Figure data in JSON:
_ _ _
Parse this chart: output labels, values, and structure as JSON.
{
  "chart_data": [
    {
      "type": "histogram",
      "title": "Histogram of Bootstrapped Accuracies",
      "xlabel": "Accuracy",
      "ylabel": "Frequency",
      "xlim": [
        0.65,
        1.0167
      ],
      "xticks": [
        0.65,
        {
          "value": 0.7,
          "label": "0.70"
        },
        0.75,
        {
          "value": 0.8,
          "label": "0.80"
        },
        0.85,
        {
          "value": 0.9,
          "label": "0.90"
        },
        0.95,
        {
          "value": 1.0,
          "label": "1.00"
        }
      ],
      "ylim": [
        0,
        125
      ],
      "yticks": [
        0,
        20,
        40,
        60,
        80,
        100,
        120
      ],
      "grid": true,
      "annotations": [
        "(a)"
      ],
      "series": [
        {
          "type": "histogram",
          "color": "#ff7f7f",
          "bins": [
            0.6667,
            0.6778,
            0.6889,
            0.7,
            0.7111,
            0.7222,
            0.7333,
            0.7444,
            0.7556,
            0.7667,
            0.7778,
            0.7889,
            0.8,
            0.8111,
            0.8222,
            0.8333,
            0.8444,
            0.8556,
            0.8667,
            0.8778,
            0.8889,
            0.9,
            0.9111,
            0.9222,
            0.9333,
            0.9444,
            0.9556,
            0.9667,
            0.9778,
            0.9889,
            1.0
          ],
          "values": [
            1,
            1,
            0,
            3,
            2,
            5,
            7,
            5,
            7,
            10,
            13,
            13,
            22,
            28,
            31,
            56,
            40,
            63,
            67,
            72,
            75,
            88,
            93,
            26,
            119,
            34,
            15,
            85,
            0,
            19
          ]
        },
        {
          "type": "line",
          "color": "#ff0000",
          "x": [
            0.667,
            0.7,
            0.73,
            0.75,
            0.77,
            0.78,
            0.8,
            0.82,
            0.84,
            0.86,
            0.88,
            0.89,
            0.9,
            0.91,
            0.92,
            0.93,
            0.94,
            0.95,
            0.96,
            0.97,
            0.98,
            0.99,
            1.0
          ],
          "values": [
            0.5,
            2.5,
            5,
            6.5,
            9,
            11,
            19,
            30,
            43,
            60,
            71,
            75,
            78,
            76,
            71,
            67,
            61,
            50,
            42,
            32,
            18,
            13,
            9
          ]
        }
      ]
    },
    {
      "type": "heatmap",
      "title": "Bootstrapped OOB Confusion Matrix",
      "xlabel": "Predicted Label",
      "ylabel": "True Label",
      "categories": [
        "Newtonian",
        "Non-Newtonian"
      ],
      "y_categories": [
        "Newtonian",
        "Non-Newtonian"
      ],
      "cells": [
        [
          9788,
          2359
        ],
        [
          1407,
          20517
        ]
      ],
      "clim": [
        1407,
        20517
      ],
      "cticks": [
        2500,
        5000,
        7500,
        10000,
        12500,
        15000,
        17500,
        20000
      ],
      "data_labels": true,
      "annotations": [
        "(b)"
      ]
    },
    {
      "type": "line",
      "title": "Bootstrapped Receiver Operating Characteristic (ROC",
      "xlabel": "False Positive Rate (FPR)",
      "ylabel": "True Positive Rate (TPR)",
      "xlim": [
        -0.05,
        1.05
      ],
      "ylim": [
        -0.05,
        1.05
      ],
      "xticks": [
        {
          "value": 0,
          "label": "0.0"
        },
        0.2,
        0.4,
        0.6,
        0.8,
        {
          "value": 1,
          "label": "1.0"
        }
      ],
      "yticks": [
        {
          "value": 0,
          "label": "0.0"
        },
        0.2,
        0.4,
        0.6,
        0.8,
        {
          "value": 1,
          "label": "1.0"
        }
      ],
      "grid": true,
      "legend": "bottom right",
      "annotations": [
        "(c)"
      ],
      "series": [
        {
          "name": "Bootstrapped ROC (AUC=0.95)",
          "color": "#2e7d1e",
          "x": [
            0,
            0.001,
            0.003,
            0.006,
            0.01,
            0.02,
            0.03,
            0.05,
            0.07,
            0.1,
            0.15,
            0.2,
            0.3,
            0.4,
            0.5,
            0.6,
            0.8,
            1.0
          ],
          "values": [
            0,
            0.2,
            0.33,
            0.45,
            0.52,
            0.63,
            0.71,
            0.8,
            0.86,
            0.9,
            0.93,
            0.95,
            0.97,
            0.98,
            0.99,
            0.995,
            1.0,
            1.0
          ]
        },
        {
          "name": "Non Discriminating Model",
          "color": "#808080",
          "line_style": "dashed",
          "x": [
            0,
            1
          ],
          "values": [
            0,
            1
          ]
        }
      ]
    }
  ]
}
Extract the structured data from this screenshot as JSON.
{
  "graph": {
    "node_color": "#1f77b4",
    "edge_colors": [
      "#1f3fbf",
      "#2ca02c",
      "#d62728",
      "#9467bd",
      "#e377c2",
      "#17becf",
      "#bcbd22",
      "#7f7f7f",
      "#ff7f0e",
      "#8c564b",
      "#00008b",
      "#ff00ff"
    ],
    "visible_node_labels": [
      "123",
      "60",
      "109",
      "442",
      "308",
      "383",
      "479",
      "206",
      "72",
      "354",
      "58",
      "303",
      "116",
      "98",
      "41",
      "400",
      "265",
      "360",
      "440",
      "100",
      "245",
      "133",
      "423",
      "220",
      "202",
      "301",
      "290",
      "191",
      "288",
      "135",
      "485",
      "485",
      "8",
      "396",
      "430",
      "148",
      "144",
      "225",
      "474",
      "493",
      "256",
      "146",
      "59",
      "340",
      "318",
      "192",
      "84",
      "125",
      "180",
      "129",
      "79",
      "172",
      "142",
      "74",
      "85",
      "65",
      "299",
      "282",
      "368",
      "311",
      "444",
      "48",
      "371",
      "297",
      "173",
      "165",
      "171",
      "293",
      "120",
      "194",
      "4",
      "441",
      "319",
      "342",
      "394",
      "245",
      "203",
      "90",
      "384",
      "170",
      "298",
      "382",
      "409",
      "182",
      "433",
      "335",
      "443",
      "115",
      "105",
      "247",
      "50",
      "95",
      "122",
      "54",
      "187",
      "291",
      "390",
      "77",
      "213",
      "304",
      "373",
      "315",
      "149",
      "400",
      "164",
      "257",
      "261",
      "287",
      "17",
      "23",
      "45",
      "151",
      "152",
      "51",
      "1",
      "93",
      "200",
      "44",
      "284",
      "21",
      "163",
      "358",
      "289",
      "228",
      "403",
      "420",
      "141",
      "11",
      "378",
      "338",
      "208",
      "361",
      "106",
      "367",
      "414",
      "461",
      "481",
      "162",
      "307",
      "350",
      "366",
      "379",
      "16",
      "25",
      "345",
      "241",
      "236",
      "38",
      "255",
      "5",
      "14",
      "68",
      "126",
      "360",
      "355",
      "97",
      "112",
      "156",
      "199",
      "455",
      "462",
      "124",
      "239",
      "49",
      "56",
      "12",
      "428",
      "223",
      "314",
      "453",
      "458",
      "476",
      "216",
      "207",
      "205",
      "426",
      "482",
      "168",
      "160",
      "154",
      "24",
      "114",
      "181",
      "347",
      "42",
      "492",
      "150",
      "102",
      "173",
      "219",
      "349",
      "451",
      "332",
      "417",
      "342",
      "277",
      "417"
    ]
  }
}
_ _ _
Short problem: Reproduce each line verbatim.

Result below:
Parse this chart: output labels, values, and structure as JSON.
{
  "chart_data": [
    {
      "type": "histogram",
      "title": "Histogram of Bootstrapped Accuracies",
      "xlabel": "Accuracy",
      "ylabel": "Frequency",
      "xlim": [
        0.65,
        1.0167
      ],
      "xticks": [
        0.65,
        {
          "value": 0.7,
          "label": "0.70"
        },
        0.75,
        {
          "value": 0.8,
          "label": "0.80"
        },
        0.85,
        {
          "value": 0.9,
          "label": "0.90"
        },
        0.95,
        {
          "value": 1.0,
          "label": "1.00"
        }
      ],
      "ylim": [
        0,
        125
      ],
      "yticks": [
        0,
        20,
        40,
        60,
        80,
        100,
        120
      ],
      "grid": true,
      "annotations": [
        "(a)"
      ],
      "series": [
        {
          "type": "histogram",
          "color": "#ff7f7f",
          "bins": [
            0.6667,
            0.6778,
            0.6889,
            0.7,
            0.7111,
            0.7222,
            0.7333,
            0.7444,
            0.7556,
            0.7667,
            0.7778,
            0.7889,
            0.8,
            0.8111,
            0.8222,
            0.8333,
            0.8444,
            0.8556,
            0.8667,
            0.8778,
            0.8889,
            0.9,
            0.9111,
            0.9222,
            0.9333,
            0.9444,
            0.9556,
            0.9667,
            0.9778,
            0.9889,
            1.0
          ],
          "values": [
            1,
            1,
            0,
            3,
            2,
            5,
            7,
            5,
            7,
            10,
            13,
            13,
            22,
            28,
            31,
            56,
            40,
            63,
            67,
            72,
            75,
            88,
            93,
            26,
            119,
            34,
            15,
            85,
            0,
            19
          ]
        },
        {
          "type": "line",
          "color": "#ff0000",
          "x": [
            0.667,
            0.7,
            0.73,
            0.75,
            0.77,
            0.78,
            0.8,
            0.82,
            0.84,
            0.86,
            0.88,
            0.89,
            0.9,
            0.91,
            0.92,
            0.93,
            0.94,
            0.95,
            0.96,
            0.97,
            0.98,
            0.99,
            1.0
          ],
          "values": [
            0.5,
            2.5,
            5,
            6.5,
            9,
            11,
            19,
            30,
            43,
            60,
            71,
            75,
            78,
            76,
            71,
            67,
            61,
            50,
            42,
            32,
            18,
            13,
            9
          ]
        }
      ]
    },
    {
      "type": "heatmap",
      "title": "Bootstrapped OOB Confusion Matrix",
      "xlabel": "Predicted Label",
      "ylabel": "True Label",
      "categories": [
        "Newtonian",
        "Non-Newtonian"
      ],
      "y_categories": [
        "Newtonian",
        "Non-Newtonian"
      ],
      "cells": [
        [
          9788,
          2359
        ],
        [
          1407,
          20517
        ]
      ],
      "clim": [
        1407,
        20517
      ],
      "cticks": [
        2500,
        5000,
        7500,
        10000,
        12500,
        15000,
        17500,
        20000
      ],
      "data_labels": true,
      "annotations": [
        "(b)"
      ]
    },
    {
      "type": "line",
      "title": "Bootstrapped Receiver Operating Characteristic (ROC",
      "xlabel": "False Positive Rate (FPR)",
      "ylabel": "True Positive Rate (TPR)",
      "xlim": [
        -0.05,
        1.05
      ],
      "ylim": [
        -0.05,
        1.05
      ],
      "xticks": [
        {
          "value": 0,
          "label": "0.0"
        },
        0.2,
        0.4,
        0.6,
        0.8,
        {
          "value": 1,
          "label": "1.0"
        }
      ],
      "yticks": [
        {
          "value": 0,
          "label": "0.0"
        },
        0.2,
        0.4,
        0.6,
        0.8,
        {
          "value": 1,
          "label": "1.0"
        }
      ],
      "grid": true,
      "legend": "bottom right",
      "annotations": [
        "(c)"
      ],
      "series": [
        {
          "name": "Bootstrapped ROC (AUC=0.95)",
          "color": "#2e7d1e",
          "x": [
            0,
            0.001,
            0.003,
            0.006,
            0.01,
            0.02,
            0.03,
            0.05,
            0.07,
            0.1,
            0.15,
            0.2,
            0.3,
            0.4,
            0.5,
            0.6,
            0.8,
            1.0
          ],
          "values": [
            0,
            0.2,
            0.33,
            0.45,
            0.52,
            0.63,
            0.71,
            0.8,
            0.86,
            0.9,
            0.93,
            0.95,
            0.97,
            0.98,
            0.99,
            0.995,
            1.0,
            1.0
          ]
        },
        {
          "name": "Non Discriminating Model",
          "color": "#808080",
          "line_style": "dashed",
          "x": [
            0,
            1
          ],
          "values": [
            0,
            1
          ]
        }
      ]
    }
  ]
}
Extract the structured data from this screenshot as JSON.
{
  "graph": {
    "node_color": "#1f77b4",
    "edge_colors": [
      "#1f3fbf",
      "#2ca02c",
      "#d62728",
      "#9467bd",
      "#e377c2",
      "#17becf",
      "#bcbd22",
      "#7f7f7f",
      "#ff7f0e",
      "#8c564b",
      "#00008b",
      "#ff00ff"
    ],
    "visible_node_labels": [
      "123",
      "60",
      "109",
      "442",
      "308",
      "383",
      "479",
      "206",
      "72",
      "354",
      "58",
      "303",
      "116",
      "98",
      "41",
      "400",
      "265",
      "360",
      "440",
      "100",
      "245",
      "133",
      "423",
      "220",
      "202",
      "301",
      "290",
      "191",
      "288",
      "135",
      "485",
      "485",
      "8",
      "396",
      "430",
      "148",
      "144",
      "225",
      "474",
      "493",
      "256",
      "146",
      "59",
      "340",
      "318",
      "192",
      "84",
      "125",
      "180",
      "129",
      "79",
      "172",
      "142",
      "74",
      "85",
      "65",
      "299",
      "282",
      "368",
      "311",
      "444",
      "48",
      "371",
      "297",
      "173",
      "165",
      "171",
      "293",
      "120",
      "194",
      "4",
      "441",
      "319",
      "342",
      "394",
      "245",
      "203",
      "90",
      "384",
      "170",
      "298",
      "382",
      "409",
      "182",
      "433",
      "335",
      "443",
      "115",
      "105",
      "247",
      "50",
      "95",
      "122",
      "54",
      "187",
      "291",
      "390",
      "77",
      "213",
      "304",
      "373",
      "315",
      "149",
      "400",
      "164",
      "257",
      "261",
      "287",
      "17",
      "23",
      "45",
      "151",
      "152",
      "51",
      "1",
      "93",
      "200",
      "44",
      "284",
      "21",
      "163",
      "358",
      "289",
      "228",
      "403",
      "420",
      "141",
      "11",
      "378",
      "338",
      "208",
      "361",
      "106",
      "367",
      "414",
      "461",
      "481",
      "162",
      "307",
      "350",
      "366",
      "379",
      "16",
      "25",
      "345",
      "241",
      "236",
      "38",
      "255",
      "5",
      "14",
      "68",
      "126",
      "360",
      "355",
      "97",
      "112",
      "156",
      "199",
      "455",
      "462",
      "124",
      "239",
      "49",
      "56",
      "12",
      "428",
      "223",
      "314",
      "453",
      "458",
      "476",
      "216",
      "207",
      "205",
      "426",
      "482",
      "168",
      "160",
      "154",
      "24",
      "114",
      "181",
      "347",
      "42",
      "492",
      "150",
      "102",
      "173",
      "219",
      "349",
      "451",
      "332",
      "417",
      "342",
      "277",
      "417"
    ]
  }
}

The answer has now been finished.